(Excerpts from a figure dataset)

[start]

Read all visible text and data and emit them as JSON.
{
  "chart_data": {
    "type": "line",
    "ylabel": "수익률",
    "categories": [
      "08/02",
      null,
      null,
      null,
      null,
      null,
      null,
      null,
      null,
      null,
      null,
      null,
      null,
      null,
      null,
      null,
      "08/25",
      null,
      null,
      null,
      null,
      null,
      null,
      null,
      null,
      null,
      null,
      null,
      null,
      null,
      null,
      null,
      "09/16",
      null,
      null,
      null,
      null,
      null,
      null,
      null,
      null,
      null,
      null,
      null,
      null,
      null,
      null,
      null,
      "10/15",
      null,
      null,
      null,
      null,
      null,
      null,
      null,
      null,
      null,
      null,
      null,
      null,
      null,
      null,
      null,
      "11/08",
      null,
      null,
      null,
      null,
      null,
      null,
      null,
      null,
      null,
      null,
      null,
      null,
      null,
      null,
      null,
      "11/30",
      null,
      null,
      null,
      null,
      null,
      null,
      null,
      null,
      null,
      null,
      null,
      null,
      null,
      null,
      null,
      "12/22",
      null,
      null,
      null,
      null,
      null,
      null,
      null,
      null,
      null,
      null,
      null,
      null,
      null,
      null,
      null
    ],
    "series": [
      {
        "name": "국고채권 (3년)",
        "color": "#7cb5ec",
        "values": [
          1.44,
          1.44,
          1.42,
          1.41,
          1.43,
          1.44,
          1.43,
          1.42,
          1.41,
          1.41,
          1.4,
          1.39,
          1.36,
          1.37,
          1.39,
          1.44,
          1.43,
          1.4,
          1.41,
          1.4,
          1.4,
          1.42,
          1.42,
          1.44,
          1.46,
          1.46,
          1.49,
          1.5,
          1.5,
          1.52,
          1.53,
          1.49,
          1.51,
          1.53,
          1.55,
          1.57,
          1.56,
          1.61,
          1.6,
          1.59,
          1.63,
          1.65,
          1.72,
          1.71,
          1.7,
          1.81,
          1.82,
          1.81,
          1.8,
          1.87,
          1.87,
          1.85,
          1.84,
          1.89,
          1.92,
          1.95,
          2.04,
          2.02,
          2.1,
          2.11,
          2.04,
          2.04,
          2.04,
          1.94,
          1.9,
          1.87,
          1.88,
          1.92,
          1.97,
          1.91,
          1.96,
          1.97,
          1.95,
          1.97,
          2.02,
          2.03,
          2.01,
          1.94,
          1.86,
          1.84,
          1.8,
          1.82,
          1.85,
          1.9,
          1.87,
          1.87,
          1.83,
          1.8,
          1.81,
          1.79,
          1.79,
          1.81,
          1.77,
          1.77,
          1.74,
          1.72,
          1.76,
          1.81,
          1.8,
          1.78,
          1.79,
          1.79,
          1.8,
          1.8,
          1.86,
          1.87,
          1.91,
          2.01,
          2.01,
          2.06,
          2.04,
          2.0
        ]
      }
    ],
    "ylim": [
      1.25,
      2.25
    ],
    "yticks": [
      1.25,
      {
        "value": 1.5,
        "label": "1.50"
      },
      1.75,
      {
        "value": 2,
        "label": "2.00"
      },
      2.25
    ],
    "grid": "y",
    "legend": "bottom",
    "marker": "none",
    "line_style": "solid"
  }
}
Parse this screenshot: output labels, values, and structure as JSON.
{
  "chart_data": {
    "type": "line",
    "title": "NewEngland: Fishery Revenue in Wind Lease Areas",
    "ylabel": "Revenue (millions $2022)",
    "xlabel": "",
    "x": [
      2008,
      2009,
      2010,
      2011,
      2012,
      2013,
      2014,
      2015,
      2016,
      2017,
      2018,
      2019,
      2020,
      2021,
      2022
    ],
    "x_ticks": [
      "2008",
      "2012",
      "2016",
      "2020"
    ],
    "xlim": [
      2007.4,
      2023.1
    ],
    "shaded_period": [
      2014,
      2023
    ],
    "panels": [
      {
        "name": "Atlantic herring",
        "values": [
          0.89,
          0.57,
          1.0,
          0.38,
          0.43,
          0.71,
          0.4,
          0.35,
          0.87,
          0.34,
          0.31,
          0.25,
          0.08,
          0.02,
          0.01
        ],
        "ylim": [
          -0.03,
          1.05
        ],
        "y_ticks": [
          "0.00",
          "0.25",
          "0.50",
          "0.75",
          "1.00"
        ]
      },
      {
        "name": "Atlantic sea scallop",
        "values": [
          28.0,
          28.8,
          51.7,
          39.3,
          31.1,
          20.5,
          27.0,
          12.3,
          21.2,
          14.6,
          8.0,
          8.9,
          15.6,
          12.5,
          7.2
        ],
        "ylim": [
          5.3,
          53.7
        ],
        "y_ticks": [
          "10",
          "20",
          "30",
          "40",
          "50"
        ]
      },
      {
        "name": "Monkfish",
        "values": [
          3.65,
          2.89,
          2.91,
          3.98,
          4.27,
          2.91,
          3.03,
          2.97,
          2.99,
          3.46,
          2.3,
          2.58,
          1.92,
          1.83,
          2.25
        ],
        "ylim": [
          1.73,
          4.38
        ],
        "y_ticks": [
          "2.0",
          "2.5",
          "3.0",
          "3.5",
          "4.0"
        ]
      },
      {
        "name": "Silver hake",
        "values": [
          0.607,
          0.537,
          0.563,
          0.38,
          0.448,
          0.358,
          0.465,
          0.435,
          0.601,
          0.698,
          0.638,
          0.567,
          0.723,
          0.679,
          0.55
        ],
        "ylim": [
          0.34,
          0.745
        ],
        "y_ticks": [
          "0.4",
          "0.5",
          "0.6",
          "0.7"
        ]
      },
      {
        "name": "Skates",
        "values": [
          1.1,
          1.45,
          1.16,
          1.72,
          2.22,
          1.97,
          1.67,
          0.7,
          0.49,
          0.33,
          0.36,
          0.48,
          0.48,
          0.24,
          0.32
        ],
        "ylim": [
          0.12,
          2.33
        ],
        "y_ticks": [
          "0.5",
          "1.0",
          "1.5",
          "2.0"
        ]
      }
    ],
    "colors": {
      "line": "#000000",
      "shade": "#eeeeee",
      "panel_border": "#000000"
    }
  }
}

[end]

» **GOAL**
Using the listing above, reproduce each line without omission.

» **RESPONSE BELOW**
Read all visible text and data and emit them as JSON.
{
  "chart_data": {
    "type": "line",
    "ylabel": "수익률",
    "categories": [
      "08/02",
      null,
      null,
      null,
      null,
      null,
      null,
      null,
      null,
      null,
      null,
      null,
      null,
      null,
      null,
      null,
      "08/25",
      null,
      null,
      null,
      null,
      null,
      null,
      null,
      null,
      null,
      null,
      null,
      null,
      null,
      null,
      null,
      "09/16",
      null,
      null,
      null,
      null,
      null,
      null,
      null,
      null,
      null,
      null,
      null,
      null,
      null,
      null,
      null,
      "10/15",
      null,
      null,
      null,
      null,
      null,
      null,
      null,
      null,
      null,
      null,
      null,
      null,
      null,
      null,
      null,
      "11/08",
      null,
      null,
      null,
      null,
      null,
      null,
      null,
      null,
      null,
      null,
      null,
      null,
      null,
      null,
      null,
      "11/30",
      null,
      null,
      null,
      null,
      null,
      null,
      null,
      null,
      null,
      null,
      null,
      null,
      null,
      null,
      null,
      "12/22",
      null,
      null,
      null,
      null,
      null,
      null,
      null,
      null,
      null,
      null,
      null,
      null,
      null,
      null,
      null
    ],
    "series": [
      {
        "name": "국고채권 (3년)",
        "color": "#7cb5ec",
        "values": [
          1.44,
          1.44,
          1.42,
          1.41,
          1.43,
          1.44,
          1.43,
          1.42,
          1.41,
          1.41,
          1.4,
          1.39,
          1.36,
          1.37,
          1.39,
          1.44,
          1.43,
          1.4,
          1.41,
          1.4,
          1.4,
          1.42,
          1.42,
          1.44,
          1.46,
          1.46,
          1.49,
          1.5,
          1.5,
          1.52,
          1.53,
          1.49,
          1.51,
          1.53,
          1.55,
          1.57,
          1.56,
          1.61,
          1.6,
          1.59,
          1.63,
          1.65,
          1.72,
          1.71,
          1.7,
          1.81,
          1.82,
          1.81,
          1.8,
          1.87,
          1.87,
          1.85,
          1.84,
          1.89,
          1.92,
          1.95,
          2.04,
          2.02,
          2.1,
          2.11,
          2.04,
          2.04,
          2.04,
          1.94,
          1.9,
          1.87,
          1.88,
          1.92,
          1.97,
          1.91,
          1.96,
          1.97,
          1.95,
          1.97,
          2.02,
          2.03,
          2.01,
          1.94,
          1.86,
          1.84,
          1.8,
          1.82,
          1.85,
          1.9,
          1.87,
          1.87,
          1.83,
          1.8,
          1.81,
          1.79,
          1.79,
          1.81,
          1.77,
          1.77,
          1.74,
          1.72,
          1.76,
          1.81,
          1.8,
          1.78,
          1.79,
          1.79,
          1.8,
          1.8,
          1.86,
          1.87,
          1.91,
          2.01,
          2.01,
          2.06,
          2.04,
          2.0
        ]
      }
    ],
    "ylim": [
      1.25,
      2.25
    ],
    "yticks": [
      1.25,
      {
        "value": 1.5,
        "label": "1.50"
      },
      1.75,
      {
        "value": 2,
        "label": "2.00"
      },
      2.25
    ],
    "grid": "y",
    "legend": "bottom",
    "marker": "none",
    "line_style": "solid"
  }
}
Parse this screenshot: output labels, values, and structure as JSON.
{
  "chart_data": {
    "type": "line",
    "title": "NewEngland: Fishery Revenue in Wind Lease Areas",
    "ylabel": "Revenue (millions $2022)",
    "xlabel": "",
    "x": [
      2008,
      2009,
      2010,
      2011,
      2012,
      2013,
      2014,
      2015,
      2016,
      2017,
      2018,
      2019,
      2020,
      2021,
      2022
    ],
    "x_ticks": [
      "2008",
      "2012",
      "2016",
      "2020"
    ],
    "xlim": [
      2007.4,
      2023.1
    ],
    "shaded_period": [
      2014,
      2023
    ],
    "panels": [
      {
        "name": "Atlantic herring",
        "values": [
          0.89,
          0.57,
          1.0,
          0.38,
          0.43,
          0.71,
          0.4,
          0.35,
          0.87,
          0.34,
          0.31,
          0.25,
          0.08,
          0.02,
          0.01
        ],
        "ylim": [
          -0.03,
          1.05
        ],
        "y_ticks": [
          "0.00",
          "0.25",
          "0.50",
          "0.75",
          "1.00"
        ]
      },
      {
        "name": "Atlantic sea scallop",
        "values": [
          28.0,
          28.8,
          51.7,
          39.3,
          31.1,
          20.5,
          27.0,
          12.3,
          21.2,
          14.6,
          8.0,
          8.9,
          15.6,
          12.5,
          7.2
        ],
        "ylim": [
          5.3,
          53.7
        ],
        "y_ticks": [
          "10",
          "20",
          "30",
          "40",
          "50"
        ]
      },
      {
        "name": "Monkfish",
        "values": [
          3.65,
          2.89,
          2.91,
          3.98,
          4.27,
          2.91,
          3.03,
          2.97,
          2.99,
          3.46,
          2.3,
          2.58,
          1.92,
          1.83,
          2.25
        ],
        "ylim": [
          1.73,
          4.38
        ],
        "y_ticks": [
          "2.0",
          "2.5",
          "3.0",
          "3.5",
          "4.0"
        ]
      },
      {
        "name": "Silver hake",
        "values": [
          0.607,
          0.537,
          0.563,
          0.38,
          0.448,
          0.358,
          0.465,
          0.435,
          0.601,
          0.698,
          0.638,
          0.567,
          0.723,
          0.679,
          0.55
        ],
        "ylim": [
          0.34,
          0.745
        ],
        "y_ticks": [
          "0.4",
          "0.5",
          "0.6",
          "0.7"
        ]
      },
      {
        "name": "Skates",
        "values": [
          1.1,
          1.45,
          1.16,
          1.72,
          2.22,
          1.97,
          1.67,
          0.7,
          0.49,
          0.33,
          0.36,
          0.48,
          0.48,
          0.24,
          0.32
        ],
        "ylim": [
          0.12,
          2.33
        ],
        "y_ticks": [
          "0.5",
          "1.0",
          "1.5",
          "2.0"
        ]
      }
    ],
    "colors": {
      "line": "#000000",
      "shade": "#eeeeee",
      "panel_border": "#000000"
    }
  }
}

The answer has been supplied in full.